* **Directive**:
Reproduce every record below exactly as written, leaving out any pictures.

START Records supplied

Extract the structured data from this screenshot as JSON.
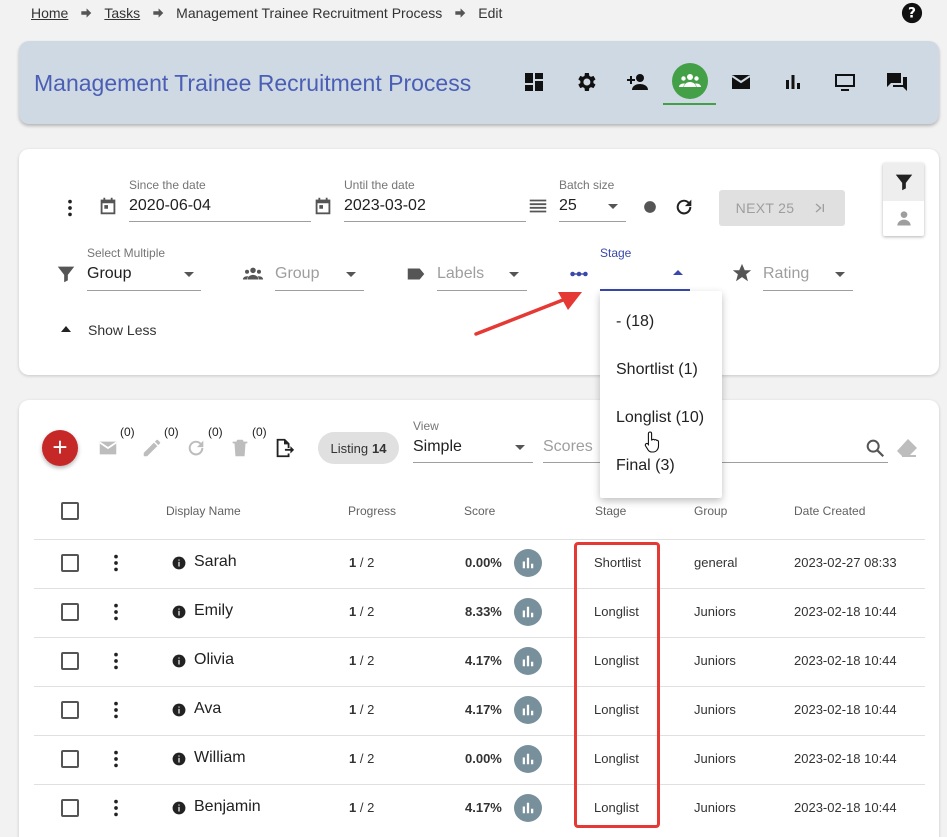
{
  "breadcrumb": {
    "home": "Home",
    "tasks": "Tasks",
    "current": "Management Trainee Recruitment Process",
    "edit": "Edit"
  },
  "header": {
    "title": "Management Trainee Recruitment Process"
  },
  "filters": {
    "since_label": "Since the date",
    "since_value": "2020-06-04",
    "until_label": "Until the date",
    "until_value": "2023-03-02",
    "batch_label": "Batch size",
    "batch_value": "25",
    "next_label": "NEXT 25",
    "group_multi_label": "Select Multiple",
    "group_multi_value": "Group",
    "group_placeholder": "Group",
    "labels_placeholder": "Labels",
    "stage_label": "Stage",
    "rating_placeholder": "Rating",
    "show_less": "Show Less"
  },
  "stage_dropdown": [
    "- (18)",
    "Shortlist (1)",
    "Longlist (10)",
    "Final (3)"
  ],
  "toolbar": {
    "add": "+",
    "email_count": "(0)",
    "edit_count": "(0)",
    "refresh_count": "(0)",
    "delete_count": "(0)",
    "listing_label": "Listing",
    "listing_count": "14",
    "view_label": "View",
    "view_value": "Simple",
    "scores_placeholder": "Scores"
  },
  "table": {
    "headers": {
      "name": "Display Name",
      "progress": "Progress",
      "score": "Score",
      "stage": "Stage",
      "group": "Group",
      "date": "Date Created"
    },
    "rows": [
      {
        "name": "Sarah",
        "progress_done": "1",
        "progress_total": " / 2",
        "score": "0.00%",
        "stage": "Shortlist",
        "group": "general",
        "date": "2023-02-27 08:33"
      },
      {
        "name": "Emily",
        "progress_done": "1",
        "progress_total": " / 2",
        "score": "8.33%",
        "stage": "Longlist",
        "group": "Juniors",
        "date": "2023-02-18 10:44"
      },
      {
        "name": "Olivia",
        "progress_done": "1",
        "progress_total": " / 2",
        "score": "4.17%",
        "stage": "Longlist",
        "group": "Juniors",
        "date": "2023-02-18 10:44"
      },
      {
        "name": "Ava",
        "progress_done": "1",
        "progress_total": " / 2",
        "score": "4.17%",
        "stage": "Longlist",
        "group": "Juniors",
        "date": "2023-02-18 10:44"
      },
      {
        "name": "William",
        "progress_done": "1",
        "progress_total": " / 2",
        "score": "0.00%",
        "stage": "Longlist",
        "group": "Juniors",
        "date": "2023-02-18 10:44"
      },
      {
        "name": "Benjamin",
        "progress_done": "1",
        "progress_total": " / 2",
        "score": "4.17%",
        "stage": "Longlist",
        "group": "Juniors",
        "date": "2023-02-18 10:44"
      }
    ]
  },
  "colors": {
    "accent": "#4a5eb5",
    "active": "#43a047",
    "fab": "#c62828",
    "highlight": "#e53935",
    "header_bg": "#cfd9e3"
  }
}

END Records supplied

* **Exercise answer**:
Extract the structured data from this screenshot as JSON.
{
  "breadcrumb": {
    "home": "Home",
    "tasks": "Tasks",
    "current": "Management Trainee Recruitment Process",
    "edit": "Edit"
  },
  "header": {
    "title": "Management Trainee Recruitment Process"
  },
  "filters": {
    "since_label": "Since the date",
    "since_value": "2020-06-04",
    "until_label": "Until the date",
    "until_value": "2023-03-02",
    "batch_label": "Batch size",
    "batch_value": "25",
    "next_label": "NEXT 25",
    "group_multi_label": "Select Multiple",
    "group_multi_value": "Group",
    "group_placeholder": "Group",
    "labels_placeholder": "Labels",
    "stage_label": "Stage",
    "rating_placeholder": "Rating",
    "show_less": "Show Less"
  },
  "stage_dropdown": [
    "- (18)",
    "Shortlist (1)",
    "Longlist (10)",
    "Final (3)"
  ],
  "toolbar": {
    "add": "+",
    "email_count": "(0)",
    "edit_count": "(0)",
    "refresh_count": "(0)",
    "delete_count": "(0)",
    "listing_label": "Listing",
    "listing_count": "14",
    "view_label": "View",
    "view_value": "Simple",
    "scores_placeholder": "Scores"
  },
  "table": {
    "headers": {
      "name": "Display Name",
      "progress": "Progress",
      "score": "Score",
      "stage": "Stage",
      "group": "Group",
      "date": "Date Created"
    },
    "rows": [
      {
        "name": "Sarah",
        "progress_done": "1",
        "progress_total": " / 2",
        "score": "0.00%",
        "stage": "Shortlist",
        "group": "general",
        "date": "2023-02-27 08:33"
      },
      {
        "name": "Emily",
        "progress_done": "1",
        "progress_total": " / 2",
        "score": "8.33%",
        "stage": "Longlist",
        "group": "Juniors",
        "date": "2023-02-18 10:44"
      },
      {
        "name": "Olivia",
        "progress_done": "1",
        "progress_total": " / 2",
        "score": "4.17%",
        "stage": "Longlist",
        "group": "Juniors",
        "date": "2023-02-18 10:44"
      },
      {
        "name": "Ava",
        "progress_done": "1",
        "progress_total": " / 2",
        "score": "4.17%",
        "stage": "Longlist",
        "group": "Juniors",
        "date": "2023-02-18 10:44"
      },
      {
        "name": "William",
        "progress_done": "1",
        "progress_total": " / 2",
        "score": "0.00%",
        "stage": "Longlist",
        "group": "Juniors",
        "date": "2023-02-18 10:44"
      },
      {
        "name": "Benjamin",
        "progress_done": "1",
        "progress_total": " / 2",
        "score": "4.17%",
        "stage": "Longlist",
        "group": "Juniors",
        "date": "2023-02-18 10:44"
      }
    ]
  },
  "colors": {
    "accent": "#4a5eb5",
    "active": "#43a047",
    "fab": "#c62828",
    "highlight": "#e53935",
    "header_bg": "#cfd9e3"
  }
}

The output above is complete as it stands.